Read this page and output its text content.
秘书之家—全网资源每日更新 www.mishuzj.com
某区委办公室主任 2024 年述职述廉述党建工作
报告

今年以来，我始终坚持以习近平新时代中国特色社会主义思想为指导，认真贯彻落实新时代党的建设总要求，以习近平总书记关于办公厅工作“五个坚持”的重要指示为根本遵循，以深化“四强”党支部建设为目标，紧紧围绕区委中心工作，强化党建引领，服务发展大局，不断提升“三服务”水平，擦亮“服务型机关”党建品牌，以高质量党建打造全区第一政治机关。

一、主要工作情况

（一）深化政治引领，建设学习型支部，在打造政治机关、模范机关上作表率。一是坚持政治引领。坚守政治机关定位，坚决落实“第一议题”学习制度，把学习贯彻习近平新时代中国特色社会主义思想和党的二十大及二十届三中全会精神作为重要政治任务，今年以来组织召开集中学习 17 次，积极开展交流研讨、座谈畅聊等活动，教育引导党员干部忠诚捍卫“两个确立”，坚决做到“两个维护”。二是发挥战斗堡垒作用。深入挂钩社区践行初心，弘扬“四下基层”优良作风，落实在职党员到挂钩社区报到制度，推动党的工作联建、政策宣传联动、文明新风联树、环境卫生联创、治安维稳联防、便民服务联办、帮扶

- - - - - - -

* [Challenge] Restate all of the entries above precisely.

* [Solution to this problem]
Read this page and output its text content.
秘书之家—全网资源每日更新 www.mishuzj.com
某区委办公室主任 2024 年述职述廉述党建工作
报告

今年以来，我始终坚持以习近平新时代中国特色社会主义思想为指导，认真贯彻落实新时代党的建设总要求，以习近平总书记关于办公厅工作“五个坚持”的重要指示为根本遵循，以深化“四强”党支部建设为目标，紧紧围绕区委中心工作，强化党建引领，服务发展大局，不断提升“三服务”水平，擦亮“服务型机关”党建品牌，以高质量党建打造全区第一政治机关。

一、主要工作情况

（一）深化政治引领，建设学习型支部，在打造政治机关、模范机关上作表率。一是坚持政治引领。坚守政治机关定位，坚决落实“第一议题”学习制度，把学习贯彻习近平新时代中国特色社会主义思想和党的二十大及二十届三中全会精神作为重要政治任务，今年以来组织召开集中学习 17 次，积极开展交流研讨、座谈畅聊等活动，教育引导党员干部忠诚捍卫“两个确立”，坚决做到“两个维护”。二是发挥战斗堡垒作用。深入挂钩社区践行初心，弘扬“四下基层”优良作风，落实在职党员到挂钩社区报到制度，推动党的工作联建、政策宣传联动、文明新风联树、环境卫生联创、治安维稳联防、便民服务联办、帮扶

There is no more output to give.